═════ The input

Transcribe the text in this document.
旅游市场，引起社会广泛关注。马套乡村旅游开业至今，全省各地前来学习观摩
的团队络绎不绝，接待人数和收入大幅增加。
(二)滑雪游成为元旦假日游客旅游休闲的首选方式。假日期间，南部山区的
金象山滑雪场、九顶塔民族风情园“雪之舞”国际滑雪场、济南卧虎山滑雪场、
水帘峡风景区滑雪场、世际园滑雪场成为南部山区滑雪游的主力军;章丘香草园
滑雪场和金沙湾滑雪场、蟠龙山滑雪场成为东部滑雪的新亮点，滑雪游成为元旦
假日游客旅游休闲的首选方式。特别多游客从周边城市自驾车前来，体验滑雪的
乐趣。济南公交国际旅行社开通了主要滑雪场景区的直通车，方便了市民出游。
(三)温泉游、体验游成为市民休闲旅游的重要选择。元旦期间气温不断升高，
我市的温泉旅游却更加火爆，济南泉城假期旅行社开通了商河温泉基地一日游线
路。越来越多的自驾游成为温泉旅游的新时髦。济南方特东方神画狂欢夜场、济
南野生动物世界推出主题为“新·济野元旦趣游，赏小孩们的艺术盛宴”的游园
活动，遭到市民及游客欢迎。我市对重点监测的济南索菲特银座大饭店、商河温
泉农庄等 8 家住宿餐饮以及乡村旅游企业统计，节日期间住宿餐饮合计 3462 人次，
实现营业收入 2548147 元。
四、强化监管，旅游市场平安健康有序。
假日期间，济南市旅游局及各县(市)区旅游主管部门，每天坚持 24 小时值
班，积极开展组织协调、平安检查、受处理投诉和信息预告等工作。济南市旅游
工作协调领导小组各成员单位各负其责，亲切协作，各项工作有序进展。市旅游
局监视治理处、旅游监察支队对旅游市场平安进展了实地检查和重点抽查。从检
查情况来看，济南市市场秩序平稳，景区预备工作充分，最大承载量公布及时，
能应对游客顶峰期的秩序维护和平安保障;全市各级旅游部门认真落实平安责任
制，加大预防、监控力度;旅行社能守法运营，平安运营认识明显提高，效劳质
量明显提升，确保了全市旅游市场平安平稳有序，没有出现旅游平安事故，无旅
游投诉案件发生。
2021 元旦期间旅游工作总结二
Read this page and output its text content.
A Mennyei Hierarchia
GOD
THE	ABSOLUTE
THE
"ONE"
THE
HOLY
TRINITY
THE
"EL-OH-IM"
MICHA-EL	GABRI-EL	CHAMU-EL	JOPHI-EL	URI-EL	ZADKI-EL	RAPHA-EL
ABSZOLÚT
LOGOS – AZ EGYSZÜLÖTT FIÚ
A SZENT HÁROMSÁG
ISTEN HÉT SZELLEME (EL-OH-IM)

══════════

▸ Exercise requirements: Return the full listing, character for character.

▸ Problem solution:
Transcribe the text in this document.
旅游市场，引起社会广泛关注。马套乡村旅游开业至今，全省各地前来学习观摩
的团队络绎不绝，接待人数和收入大幅增加。
(二)滑雪游成为元旦假日游客旅游休闲的首选方式。假日期间，南部山区的
金象山滑雪场、九顶塔民族风情园“雪之舞”国际滑雪场、济南卧虎山滑雪场、
水帘峡风景区滑雪场、世际园滑雪场成为南部山区滑雪游的主力军;章丘香草园
滑雪场和金沙湾滑雪场、蟠龙山滑雪场成为东部滑雪的新亮点，滑雪游成为元旦
假日游客旅游休闲的首选方式。特别多游客从周边城市自驾车前来，体验滑雪的
乐趣。济南公交国际旅行社开通了主要滑雪场景区的直通车，方便了市民出游。
(三)温泉游、体验游成为市民休闲旅游的重要选择。元旦期间气温不断升高，
我市的温泉旅游却更加火爆，济南泉城假期旅行社开通了商河温泉基地一日游线
路。越来越多的自驾游成为温泉旅游的新时髦。济南方特东方神画狂欢夜场、济
南野生动物世界推出主题为“新·济野元旦趣游，赏小孩们的艺术盛宴”的游园
活动，遭到市民及游客欢迎。我市对重点监测的济南索菲特银座大饭店、商河温
泉农庄等 8 家住宿餐饮以及乡村旅游企业统计，节日期间住宿餐饮合计 3462 人次，
实现营业收入 2548147 元。
四、强化监管，旅游市场平安健康有序。
假日期间，济南市旅游局及各县(市)区旅游主管部门，每天坚持 24 小时值
班，积极开展组织协调、平安检查、受处理投诉和信息预告等工作。济南市旅游
工作协调领导小组各成员单位各负其责，亲切协作，各项工作有序进展。市旅游
局监视治理处、旅游监察支队对旅游市场平安进展了实地检查和重点抽查。从检
查情况来看，济南市市场秩序平稳，景区预备工作充分，最大承载量公布及时，
能应对游客顶峰期的秩序维护和平安保障;全市各级旅游部门认真落实平安责任
制，加大预防、监控力度;旅行社能守法运营，平安运营认识明显提高，效劳质
量明显提升，确保了全市旅游市场平安平稳有序，没有出现旅游平安事故，无旅
游投诉案件发生。
2021 元旦期间旅游工作总结二
Read this page and output its text content.
A Mennyei Hierarchia
GOD
THE	ABSOLUTE
THE
"ONE"
THE
HOLY
TRINITY
THE
"EL-OH-IM"
MICHA-EL	GABRI-EL	CHAMU-EL	JOPHI-EL	URI-EL	ZADKI-EL	RAPHA-EL
ABSZOLÚT
LOGOS – AZ EGYSZÜLÖTT FIÚ
A SZENT HÁROMSÁG
ISTEN HÉT SZELLEME (EL-OH-IM)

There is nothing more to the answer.